→ What you should do: Of the lines in this material, how many contain "quần"? Answer with a single number only.

→ Material for the task:
========================================

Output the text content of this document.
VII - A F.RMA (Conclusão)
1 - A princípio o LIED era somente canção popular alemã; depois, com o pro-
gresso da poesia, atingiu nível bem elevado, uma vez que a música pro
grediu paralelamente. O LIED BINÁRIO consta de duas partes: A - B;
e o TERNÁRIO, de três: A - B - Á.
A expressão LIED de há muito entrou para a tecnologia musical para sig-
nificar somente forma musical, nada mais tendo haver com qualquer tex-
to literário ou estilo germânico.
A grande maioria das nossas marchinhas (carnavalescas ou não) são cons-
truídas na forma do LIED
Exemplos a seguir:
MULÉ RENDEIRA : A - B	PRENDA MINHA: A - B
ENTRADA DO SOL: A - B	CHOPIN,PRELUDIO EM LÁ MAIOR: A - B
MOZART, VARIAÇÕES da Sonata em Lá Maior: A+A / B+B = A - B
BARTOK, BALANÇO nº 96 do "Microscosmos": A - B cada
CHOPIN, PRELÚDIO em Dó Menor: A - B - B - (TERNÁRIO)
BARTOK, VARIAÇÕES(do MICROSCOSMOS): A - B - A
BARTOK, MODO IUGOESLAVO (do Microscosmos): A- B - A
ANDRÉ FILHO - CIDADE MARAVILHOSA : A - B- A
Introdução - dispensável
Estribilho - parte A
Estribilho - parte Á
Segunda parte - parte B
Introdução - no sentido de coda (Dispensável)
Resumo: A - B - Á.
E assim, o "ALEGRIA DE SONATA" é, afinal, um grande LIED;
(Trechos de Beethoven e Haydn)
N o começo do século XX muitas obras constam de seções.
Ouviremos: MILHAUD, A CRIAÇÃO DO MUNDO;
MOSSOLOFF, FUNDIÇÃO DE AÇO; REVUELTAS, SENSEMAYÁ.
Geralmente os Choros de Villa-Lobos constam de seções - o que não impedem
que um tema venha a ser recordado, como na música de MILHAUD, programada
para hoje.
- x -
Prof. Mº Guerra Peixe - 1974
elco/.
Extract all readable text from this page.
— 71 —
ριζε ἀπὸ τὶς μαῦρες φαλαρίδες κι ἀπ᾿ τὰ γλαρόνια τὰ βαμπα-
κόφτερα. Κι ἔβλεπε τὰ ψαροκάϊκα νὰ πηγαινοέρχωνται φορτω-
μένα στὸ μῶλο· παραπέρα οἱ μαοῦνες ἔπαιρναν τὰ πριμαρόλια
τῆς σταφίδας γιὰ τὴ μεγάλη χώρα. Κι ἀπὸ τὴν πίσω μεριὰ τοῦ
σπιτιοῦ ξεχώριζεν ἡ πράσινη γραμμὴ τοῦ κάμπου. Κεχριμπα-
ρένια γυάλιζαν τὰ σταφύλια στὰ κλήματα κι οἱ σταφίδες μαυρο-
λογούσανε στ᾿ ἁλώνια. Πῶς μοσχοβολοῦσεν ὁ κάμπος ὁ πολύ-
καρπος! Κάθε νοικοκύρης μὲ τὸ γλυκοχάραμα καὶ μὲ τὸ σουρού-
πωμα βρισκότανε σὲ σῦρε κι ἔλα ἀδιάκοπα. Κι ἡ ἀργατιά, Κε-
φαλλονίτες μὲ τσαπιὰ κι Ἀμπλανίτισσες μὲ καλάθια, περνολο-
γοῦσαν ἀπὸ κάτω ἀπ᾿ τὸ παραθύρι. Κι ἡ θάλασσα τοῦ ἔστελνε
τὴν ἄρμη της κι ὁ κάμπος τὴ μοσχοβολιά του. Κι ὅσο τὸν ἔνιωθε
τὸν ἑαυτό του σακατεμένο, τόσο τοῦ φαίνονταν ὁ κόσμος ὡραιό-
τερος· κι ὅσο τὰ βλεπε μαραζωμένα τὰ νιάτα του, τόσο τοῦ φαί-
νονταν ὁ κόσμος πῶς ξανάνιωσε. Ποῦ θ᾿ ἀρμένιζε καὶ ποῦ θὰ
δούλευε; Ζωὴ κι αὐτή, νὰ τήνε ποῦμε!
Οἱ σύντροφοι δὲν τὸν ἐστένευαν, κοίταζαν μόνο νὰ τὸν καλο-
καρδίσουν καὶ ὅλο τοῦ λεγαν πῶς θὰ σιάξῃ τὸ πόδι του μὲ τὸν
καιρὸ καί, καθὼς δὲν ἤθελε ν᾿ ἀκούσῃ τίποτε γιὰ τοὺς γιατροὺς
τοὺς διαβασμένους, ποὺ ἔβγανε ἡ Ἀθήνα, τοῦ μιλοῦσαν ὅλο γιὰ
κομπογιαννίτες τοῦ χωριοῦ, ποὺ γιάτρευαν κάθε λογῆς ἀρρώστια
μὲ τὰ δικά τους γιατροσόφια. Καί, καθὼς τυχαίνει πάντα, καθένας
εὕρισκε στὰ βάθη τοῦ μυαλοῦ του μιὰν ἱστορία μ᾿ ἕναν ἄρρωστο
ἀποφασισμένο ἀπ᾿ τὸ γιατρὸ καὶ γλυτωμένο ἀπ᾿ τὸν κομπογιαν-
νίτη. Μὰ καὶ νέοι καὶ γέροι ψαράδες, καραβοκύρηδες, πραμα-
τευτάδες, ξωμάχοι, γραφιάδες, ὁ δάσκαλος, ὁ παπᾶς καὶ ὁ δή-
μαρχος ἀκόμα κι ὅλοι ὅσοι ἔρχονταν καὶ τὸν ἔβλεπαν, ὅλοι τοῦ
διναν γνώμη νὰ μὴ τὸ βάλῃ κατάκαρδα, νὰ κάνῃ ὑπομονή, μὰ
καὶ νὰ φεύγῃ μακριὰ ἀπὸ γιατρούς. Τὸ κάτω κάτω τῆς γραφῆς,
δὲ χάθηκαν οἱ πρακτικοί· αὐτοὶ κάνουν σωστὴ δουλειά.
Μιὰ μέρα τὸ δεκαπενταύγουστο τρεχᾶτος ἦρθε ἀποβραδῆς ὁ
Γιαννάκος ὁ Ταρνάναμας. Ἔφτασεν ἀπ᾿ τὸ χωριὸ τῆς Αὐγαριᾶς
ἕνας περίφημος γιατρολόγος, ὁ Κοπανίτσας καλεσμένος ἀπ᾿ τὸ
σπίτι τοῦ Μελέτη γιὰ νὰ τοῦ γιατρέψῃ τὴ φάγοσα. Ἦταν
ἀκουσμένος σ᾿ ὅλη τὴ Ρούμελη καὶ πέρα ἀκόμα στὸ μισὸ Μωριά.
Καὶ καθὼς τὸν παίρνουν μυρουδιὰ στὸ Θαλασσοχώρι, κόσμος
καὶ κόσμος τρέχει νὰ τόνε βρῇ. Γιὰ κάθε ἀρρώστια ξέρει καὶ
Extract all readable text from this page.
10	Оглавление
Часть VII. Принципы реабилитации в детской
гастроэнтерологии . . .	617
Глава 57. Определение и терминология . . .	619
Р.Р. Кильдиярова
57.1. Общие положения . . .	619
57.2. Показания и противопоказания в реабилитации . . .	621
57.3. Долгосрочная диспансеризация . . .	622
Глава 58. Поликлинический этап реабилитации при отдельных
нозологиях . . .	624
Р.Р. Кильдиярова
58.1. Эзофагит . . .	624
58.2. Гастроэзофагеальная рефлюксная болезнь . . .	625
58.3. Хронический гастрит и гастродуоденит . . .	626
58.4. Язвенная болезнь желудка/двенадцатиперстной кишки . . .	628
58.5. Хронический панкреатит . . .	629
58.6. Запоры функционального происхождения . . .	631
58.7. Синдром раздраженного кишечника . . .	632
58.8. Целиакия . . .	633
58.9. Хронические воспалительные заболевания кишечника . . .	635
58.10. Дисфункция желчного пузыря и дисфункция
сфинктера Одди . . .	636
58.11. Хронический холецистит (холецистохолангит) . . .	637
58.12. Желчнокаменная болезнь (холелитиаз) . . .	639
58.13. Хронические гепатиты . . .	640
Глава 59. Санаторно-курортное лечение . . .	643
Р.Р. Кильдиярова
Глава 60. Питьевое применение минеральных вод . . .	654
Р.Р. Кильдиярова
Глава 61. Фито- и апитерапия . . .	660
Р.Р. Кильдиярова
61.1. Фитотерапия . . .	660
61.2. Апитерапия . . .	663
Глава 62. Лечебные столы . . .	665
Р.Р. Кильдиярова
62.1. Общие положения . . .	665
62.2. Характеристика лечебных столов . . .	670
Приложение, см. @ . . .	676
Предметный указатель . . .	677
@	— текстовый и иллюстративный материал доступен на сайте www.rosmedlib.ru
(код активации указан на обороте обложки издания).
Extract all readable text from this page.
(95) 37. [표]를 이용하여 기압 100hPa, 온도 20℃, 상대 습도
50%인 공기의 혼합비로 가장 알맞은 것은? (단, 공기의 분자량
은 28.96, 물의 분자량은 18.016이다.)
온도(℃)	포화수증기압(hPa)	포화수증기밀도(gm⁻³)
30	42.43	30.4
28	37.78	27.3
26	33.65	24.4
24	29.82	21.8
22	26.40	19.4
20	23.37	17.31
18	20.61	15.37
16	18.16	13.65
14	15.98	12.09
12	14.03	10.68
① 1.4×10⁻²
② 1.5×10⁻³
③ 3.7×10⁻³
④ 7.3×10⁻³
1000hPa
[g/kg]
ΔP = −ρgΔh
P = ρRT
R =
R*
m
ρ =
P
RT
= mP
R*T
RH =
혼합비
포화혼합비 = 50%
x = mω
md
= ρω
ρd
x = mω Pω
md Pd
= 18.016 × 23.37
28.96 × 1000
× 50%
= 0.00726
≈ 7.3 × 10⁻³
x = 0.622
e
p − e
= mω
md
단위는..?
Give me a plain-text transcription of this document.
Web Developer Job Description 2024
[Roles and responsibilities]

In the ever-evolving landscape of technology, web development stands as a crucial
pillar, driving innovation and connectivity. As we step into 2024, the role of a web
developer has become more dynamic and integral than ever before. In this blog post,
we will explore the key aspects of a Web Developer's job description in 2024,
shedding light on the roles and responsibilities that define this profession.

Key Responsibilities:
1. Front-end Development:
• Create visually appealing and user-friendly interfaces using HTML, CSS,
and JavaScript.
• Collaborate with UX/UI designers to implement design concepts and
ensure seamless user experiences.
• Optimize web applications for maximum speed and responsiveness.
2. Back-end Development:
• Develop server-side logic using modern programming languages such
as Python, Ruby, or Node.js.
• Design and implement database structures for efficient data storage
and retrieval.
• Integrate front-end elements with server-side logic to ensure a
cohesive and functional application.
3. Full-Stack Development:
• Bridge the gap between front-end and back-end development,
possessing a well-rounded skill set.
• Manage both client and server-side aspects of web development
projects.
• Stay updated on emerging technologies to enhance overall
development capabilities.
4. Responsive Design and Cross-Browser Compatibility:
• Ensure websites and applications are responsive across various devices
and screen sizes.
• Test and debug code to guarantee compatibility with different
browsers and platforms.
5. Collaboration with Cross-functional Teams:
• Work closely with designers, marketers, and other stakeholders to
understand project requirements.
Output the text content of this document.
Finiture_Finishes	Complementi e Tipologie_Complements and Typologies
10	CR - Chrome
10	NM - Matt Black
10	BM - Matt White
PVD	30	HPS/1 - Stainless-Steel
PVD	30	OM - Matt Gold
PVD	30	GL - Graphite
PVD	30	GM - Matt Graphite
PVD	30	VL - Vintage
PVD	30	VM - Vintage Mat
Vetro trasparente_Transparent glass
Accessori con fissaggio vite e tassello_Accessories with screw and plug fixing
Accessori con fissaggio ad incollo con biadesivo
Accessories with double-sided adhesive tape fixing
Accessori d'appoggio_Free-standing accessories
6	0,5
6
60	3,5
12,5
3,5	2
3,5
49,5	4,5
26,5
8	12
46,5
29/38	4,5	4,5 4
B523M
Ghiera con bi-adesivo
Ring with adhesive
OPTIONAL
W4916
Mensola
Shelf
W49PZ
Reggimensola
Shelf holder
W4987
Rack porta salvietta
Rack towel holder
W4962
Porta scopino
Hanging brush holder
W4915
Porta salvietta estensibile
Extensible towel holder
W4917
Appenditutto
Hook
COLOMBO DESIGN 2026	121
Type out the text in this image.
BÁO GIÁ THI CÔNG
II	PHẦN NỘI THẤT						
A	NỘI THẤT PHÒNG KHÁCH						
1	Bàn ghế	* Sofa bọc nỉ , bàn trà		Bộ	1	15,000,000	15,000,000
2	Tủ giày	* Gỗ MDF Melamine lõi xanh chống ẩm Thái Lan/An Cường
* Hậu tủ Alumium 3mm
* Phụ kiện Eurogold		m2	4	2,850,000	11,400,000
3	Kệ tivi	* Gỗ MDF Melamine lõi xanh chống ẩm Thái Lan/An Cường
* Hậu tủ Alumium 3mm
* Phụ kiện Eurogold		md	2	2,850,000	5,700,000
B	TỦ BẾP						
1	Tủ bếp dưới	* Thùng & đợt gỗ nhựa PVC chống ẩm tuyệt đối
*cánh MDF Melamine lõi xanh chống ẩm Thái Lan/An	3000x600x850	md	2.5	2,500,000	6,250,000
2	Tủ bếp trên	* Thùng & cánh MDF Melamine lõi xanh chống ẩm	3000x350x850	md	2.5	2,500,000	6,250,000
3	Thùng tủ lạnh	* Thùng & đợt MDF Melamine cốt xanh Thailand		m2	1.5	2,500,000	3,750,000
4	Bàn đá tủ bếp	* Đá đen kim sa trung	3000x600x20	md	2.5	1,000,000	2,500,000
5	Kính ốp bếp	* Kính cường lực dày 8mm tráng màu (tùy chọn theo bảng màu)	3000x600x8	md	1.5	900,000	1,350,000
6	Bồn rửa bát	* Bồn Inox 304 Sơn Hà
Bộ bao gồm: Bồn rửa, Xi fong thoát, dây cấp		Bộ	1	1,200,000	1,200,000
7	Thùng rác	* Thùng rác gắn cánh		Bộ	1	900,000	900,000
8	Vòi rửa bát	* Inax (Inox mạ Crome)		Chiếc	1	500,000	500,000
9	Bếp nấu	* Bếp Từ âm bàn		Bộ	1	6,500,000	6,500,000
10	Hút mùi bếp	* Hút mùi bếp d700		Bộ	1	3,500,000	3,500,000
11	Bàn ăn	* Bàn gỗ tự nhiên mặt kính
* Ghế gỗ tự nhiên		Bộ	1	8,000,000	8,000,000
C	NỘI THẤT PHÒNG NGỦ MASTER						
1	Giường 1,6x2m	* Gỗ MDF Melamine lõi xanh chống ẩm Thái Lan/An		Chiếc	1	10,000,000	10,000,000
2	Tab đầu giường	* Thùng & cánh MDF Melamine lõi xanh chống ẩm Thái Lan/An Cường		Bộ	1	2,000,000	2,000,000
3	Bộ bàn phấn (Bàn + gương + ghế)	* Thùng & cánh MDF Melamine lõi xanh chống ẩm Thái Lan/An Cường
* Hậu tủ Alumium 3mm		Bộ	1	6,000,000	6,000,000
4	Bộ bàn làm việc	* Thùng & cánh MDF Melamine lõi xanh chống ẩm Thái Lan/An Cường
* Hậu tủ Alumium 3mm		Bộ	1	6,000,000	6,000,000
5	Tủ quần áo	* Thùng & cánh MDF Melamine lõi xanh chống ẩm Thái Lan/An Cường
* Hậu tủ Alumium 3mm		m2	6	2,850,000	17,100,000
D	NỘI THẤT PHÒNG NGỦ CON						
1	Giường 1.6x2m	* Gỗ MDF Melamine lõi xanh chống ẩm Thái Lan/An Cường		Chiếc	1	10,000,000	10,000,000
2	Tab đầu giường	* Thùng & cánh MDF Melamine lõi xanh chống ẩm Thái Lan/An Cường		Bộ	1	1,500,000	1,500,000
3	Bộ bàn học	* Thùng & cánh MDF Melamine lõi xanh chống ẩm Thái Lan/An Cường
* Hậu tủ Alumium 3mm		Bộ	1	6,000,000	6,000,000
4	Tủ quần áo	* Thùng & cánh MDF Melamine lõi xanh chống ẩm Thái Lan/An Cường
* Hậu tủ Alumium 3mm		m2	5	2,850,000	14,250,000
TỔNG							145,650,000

========================================

→ In response: 2